▸ **Task to carry out**
In your copy, leave out the pictures and repeat the entries below exactly.

▸ **Supplied information**
================

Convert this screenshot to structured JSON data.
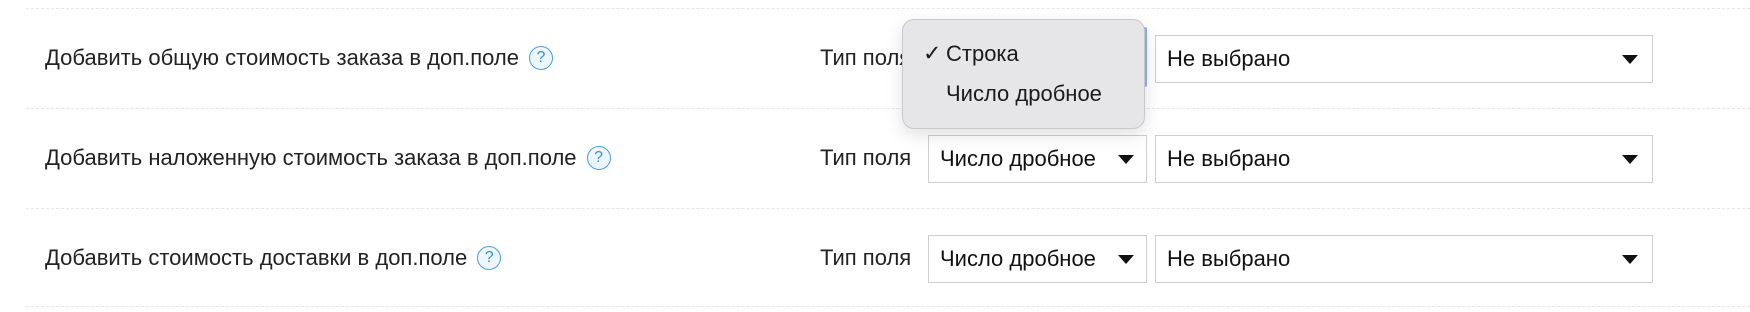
{
  "rows": [
    {
      "label": "Добавить общую стоимость заказа в доп.поле",
      "help": "?",
      "field_type_label": "Тип поля",
      "type_select_value": "Строка",
      "value_select": "Не выбрано"
    },
    {
      "label": "Добавить наложенную стоимость заказа в доп.поле",
      "help": "?",
      "field_type_label": "Тип поля",
      "type_select_value": "Число дробное",
      "value_select": "Не выбрано"
    },
    {
      "label": "Добавить стоимость доставки в доп.поле",
      "help": "?",
      "field_type_label": "Тип поля",
      "type_select_value": "Число дробное",
      "value_select": "Не выбрано"
    }
  ],
  "dropdown": {
    "open_for_row": 0,
    "checkmark": "✓",
    "options": [
      "Строка",
      "Число дробное"
    ],
    "selected": "Строка"
  },
  "colors": {
    "help_icon": "#3a8fd0",
    "menu_bg": "#e6e6e8",
    "focus_ring": "#8ab3f0",
    "select_border": "#cfcfcf"
  }
}
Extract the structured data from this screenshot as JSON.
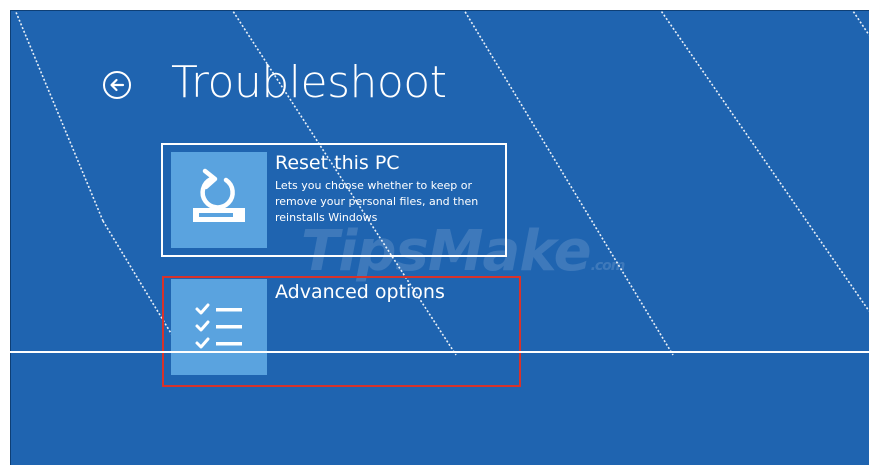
{
  "header": {
    "title": "Troubleshoot",
    "back_icon": "back-arrow-icon"
  },
  "options": [
    {
      "title": "Reset this PC",
      "description_lines": [
        "Lets you choose whether to keep or",
        "remove your personal files, and then",
        "reinstalls Windows"
      ],
      "icon": "reset-pc-icon"
    },
    {
      "title": "Advanced options",
      "icon": "checklist-icon"
    }
  ],
  "watermark": {
    "main": "TipsMake",
    "suffix": ".com"
  },
  "colors": {
    "background": "#1f64b0",
    "tile_icon": "#5aa3df",
    "text": "#ffffff",
    "highlight": "#d8322a"
  }
}
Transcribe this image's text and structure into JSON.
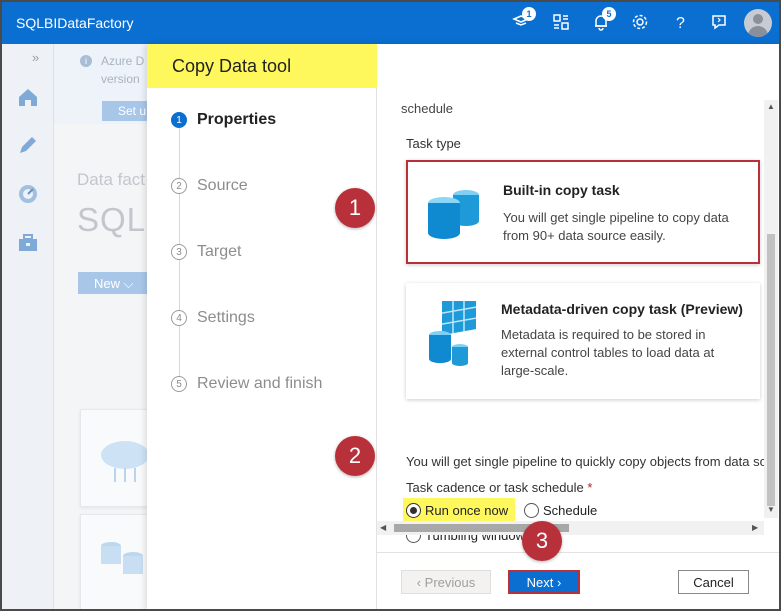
{
  "topbar": {
    "title": "SQLBIDataFactory",
    "icons": [
      {
        "name": "feedback-icon",
        "badge": "1"
      },
      {
        "name": "switch-directory-icon",
        "badge": ""
      },
      {
        "name": "notifications-icon",
        "badge": "5"
      },
      {
        "name": "gear-icon",
        "badge": ""
      },
      {
        "name": "help-icon",
        "badge": ""
      },
      {
        "name": "chat-feedback-icon",
        "badge": ""
      },
      {
        "name": "avatar",
        "badge": ""
      }
    ]
  },
  "rail": {
    "expand": "»",
    "items": [
      "home-icon",
      "pencil-icon",
      "monitor-icon",
      "toolbox-icon"
    ]
  },
  "background": {
    "notice_line1": "Azure D",
    "notice_line2": "version",
    "setup_button": "Set u",
    "df_label": "Data fact",
    "df_name": "SQLE",
    "new_button": "New"
  },
  "wizard": {
    "title": "Copy Data tool",
    "steps": [
      {
        "num": "1",
        "label": "Properties",
        "active": true
      },
      {
        "num": "2",
        "label": "Source",
        "active": false
      },
      {
        "num": "3",
        "label": "Target",
        "active": false
      },
      {
        "num": "4",
        "label": "Settings",
        "active": false
      },
      {
        "num": "5",
        "label": "Review and finish",
        "active": false
      }
    ]
  },
  "content": {
    "schedule_cut": "schedule",
    "task_type_label": "Task type",
    "builtin": {
      "title": "Built-in copy task",
      "desc": "You will get single pipeline to copy data from 90+ data source easily."
    },
    "metadata": {
      "title": "Metadata-driven copy task (Preview)",
      "desc": "Metadata is required to be stored in external control tables to load data at large-scale."
    },
    "cut_text": "You will get single pipeline to quickly copy objects from data so",
    "cadence_label": "Task cadence or task schedule",
    "required_mark": "*",
    "options": {
      "run_once": "Run once now",
      "schedule": "Schedule",
      "tumbling": "Tumbling window"
    }
  },
  "footer": {
    "previous": "‹ Previous",
    "next": "Next ›",
    "cancel": "Cancel"
  },
  "callouts": [
    "1",
    "2",
    "3"
  ],
  "colors": {
    "topbar": "#0a6fd1",
    "highlight": "#fff85c",
    "callout": "#b8313a",
    "primary_button": "#0a6fd1"
  }
}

================

▸ **Complete response**
Convert this screenshot to structured JSON data.
{
  "rows": [
    {
      "label": "Добавить общую стоимость заказа в доп.поле",
      "help": "?",
      "field_type_label": "Тип поля",
      "type_select_value": "Строка",
      "value_select": "Не выбрано"
    },
    {
      "label": "Добавить наложенную стоимость заказа в доп.поле",
      "help": "?",
      "field_type_label": "Тип поля",
      "type_select_value": "Число дробное",
      "value_select": "Не выбрано"
    },
    {
      "label": "Добавить стоимость доставки в доп.поле",
      "help": "?",
      "field_type_label": "Тип поля",
      "type_select_value": "Число дробное",
      "value_select": "Не выбрано"
    }
  ],
  "dropdown": {
    "open_for_row": 0,
    "checkmark": "✓",
    "options": [
      "Строка",
      "Число дробное"
    ],
    "selected": "Строка"
  },
  "colors": {
    "help_icon": "#3a8fd0",
    "menu_bg": "#e6e6e8",
    "focus_ring": "#8ab3f0",
    "select_border": "#cfcfcf"
  }
}
Extract the structured data from this screenshot as JSON.
{
  "header": {
    "title": "Troubleshoot",
    "back_icon": "back-arrow-icon"
  },
  "options": [
    {
      "title": "Reset this PC",
      "description_lines": [
        "Lets you choose whether to keep or",
        "remove your personal files, and then",
        "reinstalls Windows"
      ],
      "icon": "reset-pc-icon"
    },
    {
      "title": "Advanced options",
      "icon": "checklist-icon"
    }
  ],
  "watermark": {
    "main": "TipsMake",
    "suffix": ".com"
  },
  "colors": {
    "background": "#1f64b0",
    "tile_icon": "#5aa3df",
    "text": "#ffffff",
    "highlight": "#d8322a"
  }
}
Transcribe this image's text and structure into JSON.
{
  "topbar": {
    "title": "SQLBIDataFactory",
    "icons": [
      {
        "name": "feedback-icon",
        "badge": "1"
      },
      {
        "name": "switch-directory-icon",
        "badge": ""
      },
      {
        "name": "notifications-icon",
        "badge": "5"
      },
      {
        "name": "gear-icon",
        "badge": ""
      },
      {
        "name": "help-icon",
        "badge": ""
      },
      {
        "name": "chat-feedback-icon",
        "badge": ""
      },
      {
        "name": "avatar",
        "badge": ""
      }
    ]
  },
  "rail": {
    "expand": "»",
    "items": [
      "home-icon",
      "pencil-icon",
      "monitor-icon",
      "toolbox-icon"
    ]
  },
  "background": {
    "notice_line1": "Azure D",
    "notice_line2": "version",
    "setup_button": "Set u",
    "df_label": "Data fact",
    "df_name": "SQLE",
    "new_button": "New"
  },
  "wizard": {
    "title": "Copy Data tool",
    "steps": [
      {
        "num": "1",
        "label": "Properties",
        "active": true
      },
      {
        "num": "2",
        "label": "Source",
        "active": false
      },
      {
        "num": "3",
        "label": "Target",
        "active": false
      },
      {
        "num": "4",
        "label": "Settings",
        "active": false
      },
      {
        "num": "5",
        "label": "Review and finish",
        "active": false
      }
    ]
  },
  "content": {
    "schedule_cut": "schedule",
    "task_type_label": "Task type",
    "builtin": {
      "title": "Built-in copy task",
      "desc": "You will get single pipeline to copy data from 90+ data source easily."
    },
    "metadata": {
      "title": "Metadata-driven copy task (Preview)",
      "desc": "Metadata is required to be stored in external control tables to load data at large-scale."
    },
    "cut_text": "You will get single pipeline to quickly copy objects from data so",
    "cadence_label": "Task cadence or task schedule",
    "required_mark": "*",
    "options": {
      "run_once": "Run once now",
      "schedule": "Schedule",
      "tumbling": "Tumbling window"
    }
  },
  "footer": {
    "previous": "‹ Previous",
    "next": "Next ›",
    "cancel": "Cancel"
  },
  "callouts": [
    "1",
    "2",
    "3"
  ],
  "colors": {
    "topbar": "#0a6fd1",
    "highlight": "#fff85c",
    "callout": "#b8313a",
    "primary_button": "#0a6fd1"
  }
}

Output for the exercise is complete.